**Written problem**
Find the word "Propylene" in the material below and gather every line that contains it.

Dataset rows about figures
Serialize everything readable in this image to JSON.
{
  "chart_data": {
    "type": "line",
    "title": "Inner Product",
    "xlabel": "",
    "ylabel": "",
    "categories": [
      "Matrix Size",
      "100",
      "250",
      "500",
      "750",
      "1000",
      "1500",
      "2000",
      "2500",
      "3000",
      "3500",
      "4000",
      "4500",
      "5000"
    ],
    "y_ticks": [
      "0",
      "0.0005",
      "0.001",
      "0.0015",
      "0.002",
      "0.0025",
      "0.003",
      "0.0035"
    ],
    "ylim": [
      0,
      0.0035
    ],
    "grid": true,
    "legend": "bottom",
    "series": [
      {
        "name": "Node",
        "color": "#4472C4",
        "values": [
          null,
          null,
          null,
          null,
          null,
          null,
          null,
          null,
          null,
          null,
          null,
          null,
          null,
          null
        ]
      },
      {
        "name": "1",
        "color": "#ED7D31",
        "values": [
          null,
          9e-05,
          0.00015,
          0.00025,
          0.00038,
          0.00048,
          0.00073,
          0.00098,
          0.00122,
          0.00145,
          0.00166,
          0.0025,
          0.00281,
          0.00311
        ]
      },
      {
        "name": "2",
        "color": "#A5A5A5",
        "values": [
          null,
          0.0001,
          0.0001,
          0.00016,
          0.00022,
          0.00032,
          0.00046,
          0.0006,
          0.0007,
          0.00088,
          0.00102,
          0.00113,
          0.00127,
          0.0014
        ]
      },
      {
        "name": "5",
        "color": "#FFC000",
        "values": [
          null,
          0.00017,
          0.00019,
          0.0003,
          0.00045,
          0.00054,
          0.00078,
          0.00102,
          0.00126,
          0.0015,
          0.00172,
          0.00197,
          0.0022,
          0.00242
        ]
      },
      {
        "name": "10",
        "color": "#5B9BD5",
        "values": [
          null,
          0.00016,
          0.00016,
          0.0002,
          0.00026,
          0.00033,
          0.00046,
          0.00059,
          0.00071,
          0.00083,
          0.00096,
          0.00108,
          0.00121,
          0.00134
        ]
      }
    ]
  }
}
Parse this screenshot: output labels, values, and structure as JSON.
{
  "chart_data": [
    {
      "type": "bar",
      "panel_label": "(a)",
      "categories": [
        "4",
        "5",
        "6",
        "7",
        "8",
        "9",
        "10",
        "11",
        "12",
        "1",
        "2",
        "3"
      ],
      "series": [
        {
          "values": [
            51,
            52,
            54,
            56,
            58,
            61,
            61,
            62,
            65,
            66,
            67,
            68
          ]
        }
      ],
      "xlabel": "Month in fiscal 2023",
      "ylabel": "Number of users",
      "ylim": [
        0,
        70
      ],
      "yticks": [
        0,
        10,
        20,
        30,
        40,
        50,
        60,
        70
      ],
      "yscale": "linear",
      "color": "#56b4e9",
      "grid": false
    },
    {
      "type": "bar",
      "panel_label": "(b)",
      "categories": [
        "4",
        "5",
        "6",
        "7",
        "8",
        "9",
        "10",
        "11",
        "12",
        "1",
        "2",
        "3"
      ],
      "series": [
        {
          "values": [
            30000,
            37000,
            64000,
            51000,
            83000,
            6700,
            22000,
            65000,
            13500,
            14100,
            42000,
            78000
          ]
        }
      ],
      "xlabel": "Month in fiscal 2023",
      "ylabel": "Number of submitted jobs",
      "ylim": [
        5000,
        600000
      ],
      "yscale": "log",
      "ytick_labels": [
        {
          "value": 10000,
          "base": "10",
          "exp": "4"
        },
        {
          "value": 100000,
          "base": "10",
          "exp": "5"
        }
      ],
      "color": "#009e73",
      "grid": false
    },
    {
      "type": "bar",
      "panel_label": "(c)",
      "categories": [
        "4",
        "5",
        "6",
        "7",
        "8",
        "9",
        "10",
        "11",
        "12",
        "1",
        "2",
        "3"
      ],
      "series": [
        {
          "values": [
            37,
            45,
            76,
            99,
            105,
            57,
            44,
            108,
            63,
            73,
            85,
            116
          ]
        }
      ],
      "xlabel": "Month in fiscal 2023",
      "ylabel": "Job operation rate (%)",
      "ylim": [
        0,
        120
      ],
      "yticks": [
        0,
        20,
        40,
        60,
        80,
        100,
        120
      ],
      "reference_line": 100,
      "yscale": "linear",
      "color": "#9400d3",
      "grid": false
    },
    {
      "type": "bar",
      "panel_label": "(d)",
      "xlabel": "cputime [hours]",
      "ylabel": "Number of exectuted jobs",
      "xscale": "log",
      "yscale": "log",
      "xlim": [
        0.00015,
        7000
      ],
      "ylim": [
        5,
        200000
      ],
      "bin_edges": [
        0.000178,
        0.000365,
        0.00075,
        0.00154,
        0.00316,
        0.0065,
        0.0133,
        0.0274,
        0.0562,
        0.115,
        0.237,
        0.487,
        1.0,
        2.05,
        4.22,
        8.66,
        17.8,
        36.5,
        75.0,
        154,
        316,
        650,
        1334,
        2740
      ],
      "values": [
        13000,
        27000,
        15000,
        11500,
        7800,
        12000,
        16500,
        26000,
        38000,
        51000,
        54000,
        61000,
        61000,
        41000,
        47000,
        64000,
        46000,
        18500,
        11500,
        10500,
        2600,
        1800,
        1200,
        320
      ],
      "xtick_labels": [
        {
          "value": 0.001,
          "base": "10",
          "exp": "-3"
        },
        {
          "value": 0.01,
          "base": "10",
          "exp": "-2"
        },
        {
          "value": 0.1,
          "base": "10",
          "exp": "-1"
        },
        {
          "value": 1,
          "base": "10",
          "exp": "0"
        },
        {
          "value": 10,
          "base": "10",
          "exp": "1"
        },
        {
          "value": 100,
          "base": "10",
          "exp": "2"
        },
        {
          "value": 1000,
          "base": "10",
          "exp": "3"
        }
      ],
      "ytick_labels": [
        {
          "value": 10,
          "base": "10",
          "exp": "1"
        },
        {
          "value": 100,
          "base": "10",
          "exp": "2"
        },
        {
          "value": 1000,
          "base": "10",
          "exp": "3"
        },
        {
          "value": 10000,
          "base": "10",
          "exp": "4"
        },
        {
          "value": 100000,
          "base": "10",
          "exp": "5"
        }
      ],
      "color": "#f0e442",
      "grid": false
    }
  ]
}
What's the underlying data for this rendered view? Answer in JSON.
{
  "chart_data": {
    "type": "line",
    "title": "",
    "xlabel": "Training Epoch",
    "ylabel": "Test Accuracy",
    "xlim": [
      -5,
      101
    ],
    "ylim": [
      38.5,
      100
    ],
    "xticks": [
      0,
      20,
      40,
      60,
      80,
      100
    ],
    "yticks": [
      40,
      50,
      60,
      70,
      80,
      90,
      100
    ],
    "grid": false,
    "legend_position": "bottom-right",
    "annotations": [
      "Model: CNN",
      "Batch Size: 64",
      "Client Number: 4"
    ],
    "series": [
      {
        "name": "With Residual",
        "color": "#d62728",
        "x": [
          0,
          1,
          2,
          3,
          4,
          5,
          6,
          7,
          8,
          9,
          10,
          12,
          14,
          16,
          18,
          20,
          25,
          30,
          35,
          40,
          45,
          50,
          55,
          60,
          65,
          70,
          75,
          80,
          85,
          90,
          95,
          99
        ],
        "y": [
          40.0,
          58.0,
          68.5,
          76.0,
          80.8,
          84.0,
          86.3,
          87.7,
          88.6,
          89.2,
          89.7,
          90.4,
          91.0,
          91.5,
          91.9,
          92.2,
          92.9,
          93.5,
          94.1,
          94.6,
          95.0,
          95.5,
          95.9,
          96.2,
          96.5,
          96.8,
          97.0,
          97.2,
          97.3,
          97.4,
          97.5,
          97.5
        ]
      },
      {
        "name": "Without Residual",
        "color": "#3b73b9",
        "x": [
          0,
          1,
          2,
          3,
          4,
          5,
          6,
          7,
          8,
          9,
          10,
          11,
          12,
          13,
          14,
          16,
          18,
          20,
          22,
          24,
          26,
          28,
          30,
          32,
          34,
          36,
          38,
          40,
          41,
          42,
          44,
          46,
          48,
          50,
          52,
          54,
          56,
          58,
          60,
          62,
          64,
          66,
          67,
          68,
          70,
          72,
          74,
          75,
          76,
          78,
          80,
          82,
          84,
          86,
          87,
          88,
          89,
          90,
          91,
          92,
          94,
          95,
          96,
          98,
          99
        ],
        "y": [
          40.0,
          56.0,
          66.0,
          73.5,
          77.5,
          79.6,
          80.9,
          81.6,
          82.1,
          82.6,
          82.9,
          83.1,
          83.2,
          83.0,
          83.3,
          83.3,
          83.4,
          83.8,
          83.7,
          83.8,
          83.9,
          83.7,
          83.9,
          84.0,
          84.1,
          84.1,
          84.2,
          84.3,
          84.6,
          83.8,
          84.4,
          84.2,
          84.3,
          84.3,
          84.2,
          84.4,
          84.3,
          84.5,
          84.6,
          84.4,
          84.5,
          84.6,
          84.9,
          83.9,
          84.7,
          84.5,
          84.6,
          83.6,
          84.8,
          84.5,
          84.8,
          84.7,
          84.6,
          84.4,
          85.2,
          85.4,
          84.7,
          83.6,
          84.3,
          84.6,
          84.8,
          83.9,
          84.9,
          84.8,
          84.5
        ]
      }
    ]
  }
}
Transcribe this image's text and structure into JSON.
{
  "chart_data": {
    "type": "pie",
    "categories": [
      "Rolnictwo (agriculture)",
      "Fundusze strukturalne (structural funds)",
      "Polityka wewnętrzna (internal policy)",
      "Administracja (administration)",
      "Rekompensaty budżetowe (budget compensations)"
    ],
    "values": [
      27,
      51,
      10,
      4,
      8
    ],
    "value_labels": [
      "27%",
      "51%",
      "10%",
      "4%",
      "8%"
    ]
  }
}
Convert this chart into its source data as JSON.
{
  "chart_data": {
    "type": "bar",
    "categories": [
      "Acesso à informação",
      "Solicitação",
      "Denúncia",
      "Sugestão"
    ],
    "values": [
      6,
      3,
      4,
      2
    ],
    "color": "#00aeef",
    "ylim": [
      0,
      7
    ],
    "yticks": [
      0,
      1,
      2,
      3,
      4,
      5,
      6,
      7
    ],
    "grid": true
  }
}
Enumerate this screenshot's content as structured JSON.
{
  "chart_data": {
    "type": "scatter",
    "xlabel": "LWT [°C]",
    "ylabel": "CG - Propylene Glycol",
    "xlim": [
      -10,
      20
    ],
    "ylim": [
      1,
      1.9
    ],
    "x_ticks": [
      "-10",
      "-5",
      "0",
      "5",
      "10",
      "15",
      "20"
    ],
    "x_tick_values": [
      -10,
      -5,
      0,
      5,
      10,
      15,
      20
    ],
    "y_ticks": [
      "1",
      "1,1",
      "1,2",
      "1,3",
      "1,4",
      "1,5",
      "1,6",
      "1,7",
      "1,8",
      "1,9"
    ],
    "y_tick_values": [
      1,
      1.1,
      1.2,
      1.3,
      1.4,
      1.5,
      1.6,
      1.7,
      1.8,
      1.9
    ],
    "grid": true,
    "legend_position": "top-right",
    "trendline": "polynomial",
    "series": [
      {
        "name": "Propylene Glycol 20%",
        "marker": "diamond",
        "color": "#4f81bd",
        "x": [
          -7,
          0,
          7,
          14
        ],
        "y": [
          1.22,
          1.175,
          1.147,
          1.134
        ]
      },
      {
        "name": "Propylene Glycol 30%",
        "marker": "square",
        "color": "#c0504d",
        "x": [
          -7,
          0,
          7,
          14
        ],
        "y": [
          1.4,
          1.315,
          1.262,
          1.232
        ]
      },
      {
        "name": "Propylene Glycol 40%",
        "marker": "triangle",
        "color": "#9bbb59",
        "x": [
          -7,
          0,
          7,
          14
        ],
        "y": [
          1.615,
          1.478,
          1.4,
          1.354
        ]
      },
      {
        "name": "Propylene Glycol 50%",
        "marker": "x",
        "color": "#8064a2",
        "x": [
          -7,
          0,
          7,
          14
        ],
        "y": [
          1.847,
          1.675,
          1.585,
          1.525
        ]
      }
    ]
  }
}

**Finished exercise**
    "ylabel": "CG - Propylene Glycol",
        "name": "Propylene Glycol 20%",
        "name": "Propylene Glycol 30%",
        "name": "Propylene Glycol 40%",
        "name": "Propylene Glycol 50%",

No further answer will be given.